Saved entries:
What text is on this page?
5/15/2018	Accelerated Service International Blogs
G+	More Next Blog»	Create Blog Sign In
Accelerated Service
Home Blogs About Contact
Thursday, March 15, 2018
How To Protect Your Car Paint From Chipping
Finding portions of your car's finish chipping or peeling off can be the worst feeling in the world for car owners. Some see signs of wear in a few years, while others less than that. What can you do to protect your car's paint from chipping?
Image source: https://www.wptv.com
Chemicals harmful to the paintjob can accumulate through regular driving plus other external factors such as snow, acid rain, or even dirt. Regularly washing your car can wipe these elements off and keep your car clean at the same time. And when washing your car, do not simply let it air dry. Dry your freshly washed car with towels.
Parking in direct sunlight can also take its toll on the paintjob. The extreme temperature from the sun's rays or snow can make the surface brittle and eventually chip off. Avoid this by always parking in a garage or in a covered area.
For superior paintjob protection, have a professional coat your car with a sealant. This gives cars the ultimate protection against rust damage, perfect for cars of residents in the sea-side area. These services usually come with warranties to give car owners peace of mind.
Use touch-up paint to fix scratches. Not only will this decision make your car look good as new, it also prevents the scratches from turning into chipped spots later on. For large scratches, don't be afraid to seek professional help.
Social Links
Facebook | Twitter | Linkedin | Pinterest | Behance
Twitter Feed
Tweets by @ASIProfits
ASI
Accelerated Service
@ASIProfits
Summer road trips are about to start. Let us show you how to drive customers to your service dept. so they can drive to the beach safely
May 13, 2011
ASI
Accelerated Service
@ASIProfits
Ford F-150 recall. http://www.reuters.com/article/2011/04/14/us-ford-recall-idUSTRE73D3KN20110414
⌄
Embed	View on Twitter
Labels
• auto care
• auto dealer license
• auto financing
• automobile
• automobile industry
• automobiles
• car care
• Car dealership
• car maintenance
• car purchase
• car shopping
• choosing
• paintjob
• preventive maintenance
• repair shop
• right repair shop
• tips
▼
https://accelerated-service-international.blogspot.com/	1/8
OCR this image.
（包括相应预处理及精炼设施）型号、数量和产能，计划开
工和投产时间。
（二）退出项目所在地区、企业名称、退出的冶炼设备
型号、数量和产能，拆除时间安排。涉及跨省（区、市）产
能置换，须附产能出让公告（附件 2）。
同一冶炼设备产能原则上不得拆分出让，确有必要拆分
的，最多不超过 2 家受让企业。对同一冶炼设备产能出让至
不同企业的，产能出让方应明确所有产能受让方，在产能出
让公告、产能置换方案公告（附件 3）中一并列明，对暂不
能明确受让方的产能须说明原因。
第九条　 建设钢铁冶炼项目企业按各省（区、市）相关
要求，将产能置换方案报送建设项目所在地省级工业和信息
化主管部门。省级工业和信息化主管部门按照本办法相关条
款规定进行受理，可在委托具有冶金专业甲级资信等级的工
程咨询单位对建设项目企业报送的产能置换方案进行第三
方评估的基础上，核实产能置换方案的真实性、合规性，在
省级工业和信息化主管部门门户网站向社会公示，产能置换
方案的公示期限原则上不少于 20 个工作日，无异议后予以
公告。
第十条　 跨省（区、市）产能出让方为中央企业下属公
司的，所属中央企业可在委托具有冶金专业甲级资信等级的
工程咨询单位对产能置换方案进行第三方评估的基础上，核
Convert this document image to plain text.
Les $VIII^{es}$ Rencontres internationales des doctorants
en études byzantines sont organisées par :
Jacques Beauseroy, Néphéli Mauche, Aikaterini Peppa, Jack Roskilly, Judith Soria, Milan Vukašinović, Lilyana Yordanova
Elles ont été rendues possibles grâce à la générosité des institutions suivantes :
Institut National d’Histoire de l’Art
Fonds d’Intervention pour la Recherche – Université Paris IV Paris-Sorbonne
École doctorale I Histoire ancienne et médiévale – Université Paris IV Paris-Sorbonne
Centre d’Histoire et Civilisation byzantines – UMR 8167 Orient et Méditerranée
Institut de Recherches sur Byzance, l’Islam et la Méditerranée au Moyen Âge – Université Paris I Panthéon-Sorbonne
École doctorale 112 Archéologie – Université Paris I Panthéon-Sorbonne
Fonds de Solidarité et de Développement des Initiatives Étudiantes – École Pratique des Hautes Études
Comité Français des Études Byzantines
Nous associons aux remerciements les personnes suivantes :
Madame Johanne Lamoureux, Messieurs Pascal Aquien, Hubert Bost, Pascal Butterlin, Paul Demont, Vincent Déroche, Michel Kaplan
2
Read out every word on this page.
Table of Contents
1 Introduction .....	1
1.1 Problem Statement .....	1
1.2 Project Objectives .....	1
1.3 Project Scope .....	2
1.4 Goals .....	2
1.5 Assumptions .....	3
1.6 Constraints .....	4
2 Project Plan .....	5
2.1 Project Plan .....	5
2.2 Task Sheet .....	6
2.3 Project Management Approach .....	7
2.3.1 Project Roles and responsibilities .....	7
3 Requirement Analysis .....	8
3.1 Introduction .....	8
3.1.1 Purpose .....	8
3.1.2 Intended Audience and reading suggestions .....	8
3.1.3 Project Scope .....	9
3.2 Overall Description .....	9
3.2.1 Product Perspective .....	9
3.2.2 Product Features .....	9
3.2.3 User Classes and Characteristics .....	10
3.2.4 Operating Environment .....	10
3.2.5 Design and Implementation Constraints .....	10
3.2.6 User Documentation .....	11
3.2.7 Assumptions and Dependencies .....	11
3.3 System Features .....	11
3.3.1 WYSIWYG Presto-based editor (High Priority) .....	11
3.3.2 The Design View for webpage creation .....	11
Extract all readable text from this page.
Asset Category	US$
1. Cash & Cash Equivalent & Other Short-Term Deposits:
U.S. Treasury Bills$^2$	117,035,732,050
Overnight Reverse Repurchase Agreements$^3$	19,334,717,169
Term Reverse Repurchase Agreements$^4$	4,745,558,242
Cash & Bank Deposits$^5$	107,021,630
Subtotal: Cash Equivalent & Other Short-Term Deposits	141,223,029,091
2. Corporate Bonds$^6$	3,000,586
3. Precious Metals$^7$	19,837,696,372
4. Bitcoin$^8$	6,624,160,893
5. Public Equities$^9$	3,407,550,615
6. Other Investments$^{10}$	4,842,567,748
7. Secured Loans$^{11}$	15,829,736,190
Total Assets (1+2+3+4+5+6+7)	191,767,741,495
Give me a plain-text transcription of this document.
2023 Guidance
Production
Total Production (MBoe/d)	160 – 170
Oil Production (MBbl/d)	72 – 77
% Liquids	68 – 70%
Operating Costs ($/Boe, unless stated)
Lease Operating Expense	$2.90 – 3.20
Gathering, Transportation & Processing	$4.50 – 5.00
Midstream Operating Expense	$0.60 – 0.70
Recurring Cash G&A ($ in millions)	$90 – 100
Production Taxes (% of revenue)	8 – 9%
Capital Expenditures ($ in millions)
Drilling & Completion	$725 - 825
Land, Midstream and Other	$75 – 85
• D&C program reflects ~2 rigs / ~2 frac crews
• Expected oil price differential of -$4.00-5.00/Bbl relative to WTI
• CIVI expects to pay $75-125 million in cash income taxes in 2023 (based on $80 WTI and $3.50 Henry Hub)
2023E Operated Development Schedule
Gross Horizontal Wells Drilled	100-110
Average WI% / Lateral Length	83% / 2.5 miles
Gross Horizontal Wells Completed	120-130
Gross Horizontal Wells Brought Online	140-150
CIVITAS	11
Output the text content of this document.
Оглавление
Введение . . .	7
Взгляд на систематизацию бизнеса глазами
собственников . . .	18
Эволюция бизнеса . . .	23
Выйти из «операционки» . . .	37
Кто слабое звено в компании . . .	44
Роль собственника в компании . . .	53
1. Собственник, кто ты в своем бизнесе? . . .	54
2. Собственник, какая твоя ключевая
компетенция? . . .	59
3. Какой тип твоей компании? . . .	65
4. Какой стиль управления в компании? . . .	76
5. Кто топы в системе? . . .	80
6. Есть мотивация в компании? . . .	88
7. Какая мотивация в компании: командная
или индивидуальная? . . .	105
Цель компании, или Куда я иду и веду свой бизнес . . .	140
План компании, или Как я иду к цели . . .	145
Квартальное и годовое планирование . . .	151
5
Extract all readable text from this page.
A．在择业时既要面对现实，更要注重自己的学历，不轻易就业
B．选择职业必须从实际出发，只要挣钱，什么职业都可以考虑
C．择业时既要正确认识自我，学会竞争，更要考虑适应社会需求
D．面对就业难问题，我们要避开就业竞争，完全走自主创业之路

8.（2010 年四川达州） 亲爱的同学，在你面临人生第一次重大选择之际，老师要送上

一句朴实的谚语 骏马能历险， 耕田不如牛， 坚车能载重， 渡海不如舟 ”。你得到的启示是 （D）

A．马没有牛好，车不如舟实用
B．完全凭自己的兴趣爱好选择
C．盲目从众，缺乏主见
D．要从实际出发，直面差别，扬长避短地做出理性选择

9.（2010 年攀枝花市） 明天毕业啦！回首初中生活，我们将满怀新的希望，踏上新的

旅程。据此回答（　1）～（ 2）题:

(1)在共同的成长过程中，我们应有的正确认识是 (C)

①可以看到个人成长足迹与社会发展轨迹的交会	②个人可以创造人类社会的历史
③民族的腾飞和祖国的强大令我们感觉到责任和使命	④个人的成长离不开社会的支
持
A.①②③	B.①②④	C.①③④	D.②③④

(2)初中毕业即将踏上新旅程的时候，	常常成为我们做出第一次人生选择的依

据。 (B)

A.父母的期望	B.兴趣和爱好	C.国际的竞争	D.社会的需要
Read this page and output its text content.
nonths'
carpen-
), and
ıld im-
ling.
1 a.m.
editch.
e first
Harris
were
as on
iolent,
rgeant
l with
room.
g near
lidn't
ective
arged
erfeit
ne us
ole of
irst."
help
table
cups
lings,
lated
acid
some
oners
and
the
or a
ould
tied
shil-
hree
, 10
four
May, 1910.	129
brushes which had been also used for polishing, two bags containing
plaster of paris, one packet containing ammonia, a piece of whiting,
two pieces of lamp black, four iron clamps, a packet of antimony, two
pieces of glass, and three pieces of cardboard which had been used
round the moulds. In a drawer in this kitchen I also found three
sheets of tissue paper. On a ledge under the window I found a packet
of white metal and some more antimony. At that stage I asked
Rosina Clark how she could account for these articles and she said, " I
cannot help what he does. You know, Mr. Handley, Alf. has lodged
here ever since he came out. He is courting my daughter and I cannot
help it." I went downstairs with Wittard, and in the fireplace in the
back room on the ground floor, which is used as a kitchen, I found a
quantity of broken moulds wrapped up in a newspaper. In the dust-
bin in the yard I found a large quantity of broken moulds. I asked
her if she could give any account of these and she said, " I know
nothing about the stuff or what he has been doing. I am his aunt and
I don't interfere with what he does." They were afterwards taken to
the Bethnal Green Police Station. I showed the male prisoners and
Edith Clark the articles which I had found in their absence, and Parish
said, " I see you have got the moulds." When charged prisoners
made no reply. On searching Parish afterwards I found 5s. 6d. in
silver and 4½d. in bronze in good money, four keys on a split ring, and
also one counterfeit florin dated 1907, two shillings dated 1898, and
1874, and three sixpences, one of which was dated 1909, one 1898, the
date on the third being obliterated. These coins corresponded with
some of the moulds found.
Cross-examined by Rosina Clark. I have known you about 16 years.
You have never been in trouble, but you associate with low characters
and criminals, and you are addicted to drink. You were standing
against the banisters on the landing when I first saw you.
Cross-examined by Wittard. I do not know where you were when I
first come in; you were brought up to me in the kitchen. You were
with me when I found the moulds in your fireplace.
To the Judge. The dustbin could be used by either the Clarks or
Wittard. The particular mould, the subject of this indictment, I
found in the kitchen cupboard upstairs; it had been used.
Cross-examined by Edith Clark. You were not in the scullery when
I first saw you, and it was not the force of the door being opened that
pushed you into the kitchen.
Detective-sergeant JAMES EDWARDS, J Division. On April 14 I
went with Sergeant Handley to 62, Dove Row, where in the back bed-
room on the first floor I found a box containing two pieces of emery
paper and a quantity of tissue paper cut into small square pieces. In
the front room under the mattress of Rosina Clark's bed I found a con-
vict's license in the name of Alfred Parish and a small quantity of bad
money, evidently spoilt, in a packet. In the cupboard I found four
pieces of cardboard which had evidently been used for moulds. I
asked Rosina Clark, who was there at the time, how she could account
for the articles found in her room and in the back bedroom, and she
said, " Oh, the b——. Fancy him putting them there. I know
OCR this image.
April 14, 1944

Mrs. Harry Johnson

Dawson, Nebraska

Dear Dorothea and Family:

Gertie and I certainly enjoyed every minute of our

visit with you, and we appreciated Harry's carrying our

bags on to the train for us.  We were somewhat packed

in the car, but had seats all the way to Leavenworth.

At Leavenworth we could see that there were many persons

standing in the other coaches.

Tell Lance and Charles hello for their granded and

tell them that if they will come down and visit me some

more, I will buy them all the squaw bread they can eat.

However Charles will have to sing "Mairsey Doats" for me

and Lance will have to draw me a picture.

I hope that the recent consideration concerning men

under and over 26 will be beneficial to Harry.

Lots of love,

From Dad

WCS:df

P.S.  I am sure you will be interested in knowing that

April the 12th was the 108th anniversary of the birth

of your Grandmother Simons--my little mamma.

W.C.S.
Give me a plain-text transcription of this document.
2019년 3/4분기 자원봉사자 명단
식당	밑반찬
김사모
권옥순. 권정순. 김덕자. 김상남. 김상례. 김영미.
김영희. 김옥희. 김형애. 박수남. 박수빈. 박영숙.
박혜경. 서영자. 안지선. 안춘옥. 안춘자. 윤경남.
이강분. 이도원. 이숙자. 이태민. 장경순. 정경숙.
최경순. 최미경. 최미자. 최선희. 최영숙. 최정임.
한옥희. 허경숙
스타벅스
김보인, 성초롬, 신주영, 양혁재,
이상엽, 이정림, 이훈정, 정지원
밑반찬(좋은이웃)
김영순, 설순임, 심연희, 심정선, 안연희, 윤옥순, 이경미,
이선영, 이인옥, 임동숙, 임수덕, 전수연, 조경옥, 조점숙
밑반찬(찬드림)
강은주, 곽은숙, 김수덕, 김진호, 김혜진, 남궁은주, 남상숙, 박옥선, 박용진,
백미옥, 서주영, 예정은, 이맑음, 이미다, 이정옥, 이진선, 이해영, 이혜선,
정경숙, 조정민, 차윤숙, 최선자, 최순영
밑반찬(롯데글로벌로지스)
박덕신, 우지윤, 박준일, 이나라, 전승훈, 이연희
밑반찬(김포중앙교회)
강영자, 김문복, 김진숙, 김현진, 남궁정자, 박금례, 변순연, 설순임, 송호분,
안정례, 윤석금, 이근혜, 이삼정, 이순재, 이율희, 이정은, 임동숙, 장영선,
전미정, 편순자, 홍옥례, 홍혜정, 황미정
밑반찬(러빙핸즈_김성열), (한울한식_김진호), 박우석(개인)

- Goal -
Identify the lines of the data that contain the word "small". Copy each of them.

- Answer below -
paper and a quantity of tissue paper cut into small square pieces. In
vict's license in the name of Alfred Parish and a small quantity of bad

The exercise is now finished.